Professor Ashford reads,[3]

Once there was a little bunny who wanted to run away. So he said to his mother, “I’m running away.” “’If you run away,’ said his mother, ‘I will run after you for you are my little bunny.’” “’If you run after me,’ said the little bunny, ‘I will become a fish in a trout stream and I will swim away from you.’” “’If you become a fish in a trout stream,’ said his mother, ‘I will become a fisherman and fish for you.’”[4]

The professor pauses. “Look at that, a little allegory of the soul. Wherever it hides, God will find it.” [5]

“’If you become a fisherman,’ said the little bunny, ‘I will be a bird and fly away from you.’” “’If you become a bird and fly away from me,” said his mother, ‘I will be a tree that you come home to.’ “’Shucks,’ said the little bunny, ‘I might as well stay where I am and be your little bunny.’ “’Have a carrot,’ said the mother bunny.”[6] 

The professor tucked Vivien into her bed, kissed her forehead and blessed her as she left sure this was the last time she would see Vivien alive.  Being read to from that book was one of Vivien’s first memories and it would become one of her last.

▶ [Dataset content]
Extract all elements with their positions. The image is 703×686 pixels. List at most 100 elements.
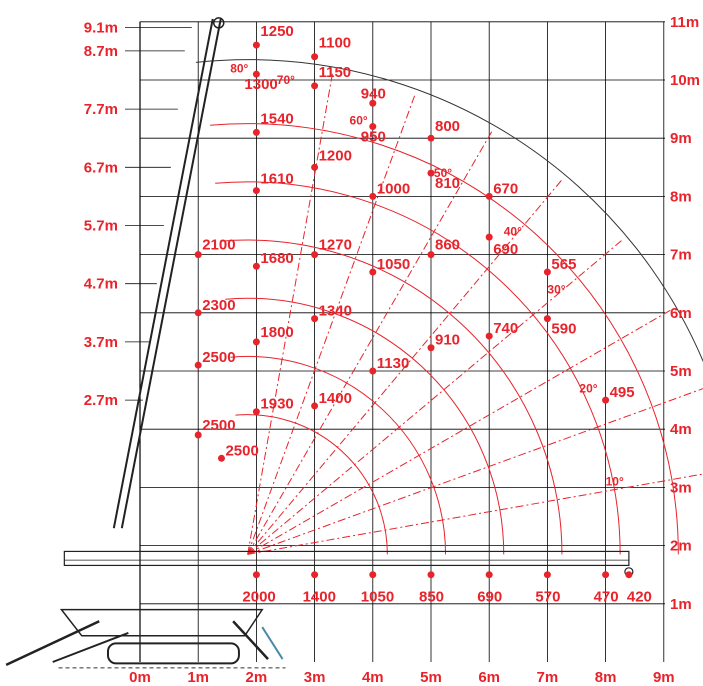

▶ [Problems to solve]
**a)** In the passage about Professor Ashford reading to Vivien, list every form a character in the bunny story says they will take using the words "I will become" or "I will be."
**b)** Translate this sentence from the passage about Professor Ashford reading to Vivien into Spanish: "Being read to from that book was one of Vivien’s first memories and it would become one of her last."

▶ [Replies]
**a)**
- A fish in a trout stream
- A fisherman
- A bird
- A tree that you come home to

**b)** Que le leyeran ese libro fue uno de los primeros recuerdos de Vivien y se convertiría en uno de los últimos.